▽

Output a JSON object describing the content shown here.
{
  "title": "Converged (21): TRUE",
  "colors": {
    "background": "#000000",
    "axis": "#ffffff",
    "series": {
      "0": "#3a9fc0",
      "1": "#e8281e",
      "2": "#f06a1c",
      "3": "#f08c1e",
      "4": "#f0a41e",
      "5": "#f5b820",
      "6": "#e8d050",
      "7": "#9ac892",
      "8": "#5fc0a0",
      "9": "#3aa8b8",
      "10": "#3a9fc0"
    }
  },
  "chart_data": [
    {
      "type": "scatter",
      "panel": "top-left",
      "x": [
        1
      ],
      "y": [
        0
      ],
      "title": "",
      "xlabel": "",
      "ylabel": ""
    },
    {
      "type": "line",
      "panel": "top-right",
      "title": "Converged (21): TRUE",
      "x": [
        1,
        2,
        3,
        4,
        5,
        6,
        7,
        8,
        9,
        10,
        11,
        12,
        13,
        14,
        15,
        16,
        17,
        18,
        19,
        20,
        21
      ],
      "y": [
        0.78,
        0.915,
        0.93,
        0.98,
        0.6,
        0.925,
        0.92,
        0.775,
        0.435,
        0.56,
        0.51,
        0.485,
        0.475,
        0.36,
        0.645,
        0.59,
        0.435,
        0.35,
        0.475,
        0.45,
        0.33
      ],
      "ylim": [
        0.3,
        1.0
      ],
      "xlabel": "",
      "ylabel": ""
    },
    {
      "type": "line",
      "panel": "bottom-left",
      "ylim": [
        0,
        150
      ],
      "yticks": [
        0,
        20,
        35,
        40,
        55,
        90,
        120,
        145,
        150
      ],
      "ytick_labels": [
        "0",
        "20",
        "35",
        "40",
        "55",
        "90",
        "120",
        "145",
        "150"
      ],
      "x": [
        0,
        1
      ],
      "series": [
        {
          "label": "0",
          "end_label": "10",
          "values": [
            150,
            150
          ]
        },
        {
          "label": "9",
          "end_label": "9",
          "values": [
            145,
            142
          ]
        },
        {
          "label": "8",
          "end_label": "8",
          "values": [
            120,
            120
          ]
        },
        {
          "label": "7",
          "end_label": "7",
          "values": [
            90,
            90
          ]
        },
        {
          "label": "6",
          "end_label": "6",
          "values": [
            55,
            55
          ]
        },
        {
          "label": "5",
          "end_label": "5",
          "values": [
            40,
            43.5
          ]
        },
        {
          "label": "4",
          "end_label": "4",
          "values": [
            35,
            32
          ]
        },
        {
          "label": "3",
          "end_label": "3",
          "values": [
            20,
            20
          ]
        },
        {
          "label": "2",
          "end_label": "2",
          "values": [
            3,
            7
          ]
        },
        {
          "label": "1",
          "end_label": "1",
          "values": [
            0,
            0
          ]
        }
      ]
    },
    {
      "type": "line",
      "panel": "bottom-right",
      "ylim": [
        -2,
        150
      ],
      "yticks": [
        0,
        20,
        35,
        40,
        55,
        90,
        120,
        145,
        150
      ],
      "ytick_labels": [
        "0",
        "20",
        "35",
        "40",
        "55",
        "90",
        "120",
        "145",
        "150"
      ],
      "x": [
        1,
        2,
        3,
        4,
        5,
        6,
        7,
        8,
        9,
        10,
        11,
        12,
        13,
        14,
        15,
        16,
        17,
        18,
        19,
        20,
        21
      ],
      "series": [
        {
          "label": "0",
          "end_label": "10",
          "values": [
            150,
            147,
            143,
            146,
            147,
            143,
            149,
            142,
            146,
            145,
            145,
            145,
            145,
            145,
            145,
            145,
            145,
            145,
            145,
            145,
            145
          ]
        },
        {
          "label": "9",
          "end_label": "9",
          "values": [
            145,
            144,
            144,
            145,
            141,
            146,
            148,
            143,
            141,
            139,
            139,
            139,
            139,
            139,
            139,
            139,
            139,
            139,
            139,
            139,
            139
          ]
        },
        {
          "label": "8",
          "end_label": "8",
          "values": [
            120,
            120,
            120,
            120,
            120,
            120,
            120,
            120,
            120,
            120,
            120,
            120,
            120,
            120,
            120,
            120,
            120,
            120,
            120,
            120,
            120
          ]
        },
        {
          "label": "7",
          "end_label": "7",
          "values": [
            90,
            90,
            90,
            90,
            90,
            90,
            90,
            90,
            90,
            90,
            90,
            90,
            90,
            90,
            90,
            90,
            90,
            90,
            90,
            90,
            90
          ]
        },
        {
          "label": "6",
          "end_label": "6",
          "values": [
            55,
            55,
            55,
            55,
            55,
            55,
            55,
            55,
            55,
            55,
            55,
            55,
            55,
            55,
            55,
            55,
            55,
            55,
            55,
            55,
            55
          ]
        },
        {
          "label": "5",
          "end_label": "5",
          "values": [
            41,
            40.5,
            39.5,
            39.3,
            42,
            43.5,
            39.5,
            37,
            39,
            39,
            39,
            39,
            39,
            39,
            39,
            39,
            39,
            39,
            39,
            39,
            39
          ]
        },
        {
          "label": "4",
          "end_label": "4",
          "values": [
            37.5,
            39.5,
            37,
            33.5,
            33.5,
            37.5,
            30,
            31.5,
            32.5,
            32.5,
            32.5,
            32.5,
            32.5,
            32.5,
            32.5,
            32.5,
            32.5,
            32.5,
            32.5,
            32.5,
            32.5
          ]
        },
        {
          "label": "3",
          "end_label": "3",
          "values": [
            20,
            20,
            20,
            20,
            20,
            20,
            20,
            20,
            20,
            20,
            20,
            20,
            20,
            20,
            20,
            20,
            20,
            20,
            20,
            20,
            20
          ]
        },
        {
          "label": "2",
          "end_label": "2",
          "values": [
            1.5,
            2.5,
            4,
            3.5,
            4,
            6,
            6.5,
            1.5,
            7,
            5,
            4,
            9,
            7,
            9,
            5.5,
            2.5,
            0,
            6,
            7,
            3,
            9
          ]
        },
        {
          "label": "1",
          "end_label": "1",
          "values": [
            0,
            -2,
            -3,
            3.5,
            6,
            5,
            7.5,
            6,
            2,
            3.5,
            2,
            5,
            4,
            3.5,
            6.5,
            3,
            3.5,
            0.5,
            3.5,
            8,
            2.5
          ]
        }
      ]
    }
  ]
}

△

Given exercise: Set every line of the listing down word for word.

Solved exercise:
Output a JSON object describing the content shown here.
{
  "title": "Converged (21): TRUE",
  "colors": {
    "background": "#000000",
    "axis": "#ffffff",
    "series": {
      "0": "#3a9fc0",
      "1": "#e8281e",
      "2": "#f06a1c",
      "3": "#f08c1e",
      "4": "#f0a41e",
      "5": "#f5b820",
      "6": "#e8d050",
      "7": "#9ac892",
      "8": "#5fc0a0",
      "9": "#3aa8b8",
      "10": "#3a9fc0"
    }
  },
  "chart_data": [
    {
      "type": "scatter",
      "panel": "top-left",
      "x": [
        1
      ],
      "y": [
        0
      ],
      "title": "",
      "xlabel": "",
      "ylabel": ""
    },
    {
      "type": "line",
      "panel": "top-right",
      "title": "Converged (21): TRUE",
      "x": [
        1,
        2,
        3,
        4,
        5,
        6,
        7,
        8,
        9,
        10,
        11,
        12,
        13,
        14,
        15,
        16,
        17,
        18,
        19,
        20,
        21
      ],
      "y": [
        0.78,
        0.915,
        0.93,
        0.98,
        0.6,
        0.925,
        0.92,
        0.775,
        0.435,
        0.56,
        0.51,
        0.485,
        0.475,
        0.36,
        0.645,
        0.59,
        0.435,
        0.35,
        0.475,
        0.45,
        0.33
      ],
      "ylim": [
        0.3,
        1.0
      ],
      "xlabel": "",
      "ylabel": ""
    },
    {
      "type": "line",
      "panel": "bottom-left",
      "ylim": [
        0,
        150
      ],
      "yticks": [
        0,
        20,
        35,
        40,
        55,
        90,
        120,
        145,
        150
      ],
      "ytick_labels": [
        "0",
        "20",
        "35",
        "40",
        "55",
        "90",
        "120",
        "145",
        "150"
      ],
      "x": [
        0,
        1
      ],
      "series": [
        {
          "label": "0",
          "end_label": "10",
          "values": [
            150,
            150
          ]
        },
        {
          "label": "9",
          "end_label": "9",
          "values": [
            145,
            142
          ]
        },
        {
          "label": "8",
          "end_label": "8",
          "values": [
            120,
            120
          ]
        },
        {
          "label": "7",
          "end_label": "7",
          "values": [
            90,
            90
          ]
        },
        {
          "label": "6",
          "end_label": "6",
          "values": [
            55,
            55
          ]
        },
        {
          "label": "5",
          "end_label": "5",
          "values": [
            40,
            43.5
          ]
        },
        {
          "label": "4",
          "end_label": "4",
          "values": [
            35,
            32
          ]
        },
        {
          "label": "3",
          "end_label": "3",
          "values": [
            20,
            20
          ]
        },
        {
          "label": "2",
          "end_label": "2",
          "values": [
            3,
            7
          ]
        },
        {
          "label": "1",
          "end_label": "1",
          "values": [
            0,
            0
          ]
        }
      ]
    },
    {
      "type": "line",
      "panel": "bottom-right",
      "ylim": [
        -2,
        150
      ],
      "yticks": [
        0,
        20,
        35,
        40,
        55,
        90,
        120,
        145,
        150
      ],
      "ytick_labels": [
        "0",
        "20",
        "35",
        "40",
        "55",
        "90",
        "120",
        "145",
        "150"
      ],
      "x": [
        1,
        2,
        3,
        4,
        5,
        6,
        7,
        8,
        9,
        10,
        11,
        12,
        13,
        14,
        15,
        16,
        17,
        18,
        19,
        20,
        21
      ],
      "series": [
        {
          "label": "0",
          "end_label": "10",
          "values": [
            150,
            147,
            143,
            146,
            147,
            143,
            149,
            142,
            146,
            145,
            145,
            145,
            145,
            145,
            145,
            145,
            145,
            145,
            145,
            145,
            145
          ]
        },
        {
          "label": "9",
          "end_label": "9",
          "values": [
            145,
            144,
            144,
            145,
            141,
            146,
            148,
            143,
            141,
            139,
            139,
            139,
            139,
            139,
            139,
            139,
            139,
            139,
            139,
            139,
            139
          ]
        },
        {
          "label": "8",
          "end_label": "8",
          "values": [
            120,
            120,
            120,
            120,
            120,
            120,
            120,
            120,
            120,
            120,
            120,
            120,
            120,
            120,
            120,
            120,
            120,
            120,
            120,
            120,
            120
          ]
        },
        {
          "label": "7",
          "end_label": "7",
          "values": [
            90,
            90,
            90,
            90,
            90,
            90,
            90,
            90,
            90,
            90,
            90,
            90,
            90,
            90,
            90,
            90,
            90,
            90,
            90,
            90,
            90
          ]
        },
        {
          "label": "6",
          "end_label": "6",
          "values": [
            55,
            55,
            55,
            55,
            55,
            55,
            55,
            55,
            55,
            55,
            55,
            55,
            55,
            55,
            55,
            55,
            55,
            55,
            55,
            55,
            55
          ]
        },
        {
          "label": "5",
          "end_label": "5",
          "values": [
            41,
            40.5,
            39.5,
            39.3,
            42,
            43.5,
            39.5,
            37,
            39,
            39,
            39,
            39,
            39,
            39,
            39,
            39,
            39,
            39,
            39,
            39,
            39
          ]
        },
        {
          "label": "4",
          "end_label": "4",
          "values": [
            37.5,
            39.5,
            37,
            33.5,
            33.5,
            37.5,
            30,
            31.5,
            32.5,
            32.5,
            32.5,
            32.5,
            32.5,
            32.5,
            32.5,
            32.5,
            32.5,
            32.5,
            32.5,
            32.5,
            32.5
          ]
        },
        {
          "label": "3",
          "end_label": "3",
          "values": [
            20,
            20,
            20,
            20,
            20,
            20,
            20,
            20,
            20,
            20,
            20,
            20,
            20,
            20,
            20,
            20,
            20,
            20,
            20,
            20,
            20
          ]
        },
        {
          "label": "2",
          "end_label": "2",
          "values": [
            1.5,
            2.5,
            4,
            3.5,
            4,
            6,
            6.5,
            1.5,
            7,
            5,
            4,
            9,
            7,
            9,
            5.5,
            2.5,
            0,
            6,
            7,
            3,
            9
          ]
        },
        {
          "label": "1",
          "end_label": "1",
          "values": [
            0,
            -2,
            -3,
            3.5,
            6,
            5,
            7.5,
            6,
            2,
            3.5,
            2,
            5,
            4,
            3.5,
            6.5,
            3,
            3.5,
            0.5,
            3.5,
            8,
            2.5
          ]
        }
      ]
    }
  ]
}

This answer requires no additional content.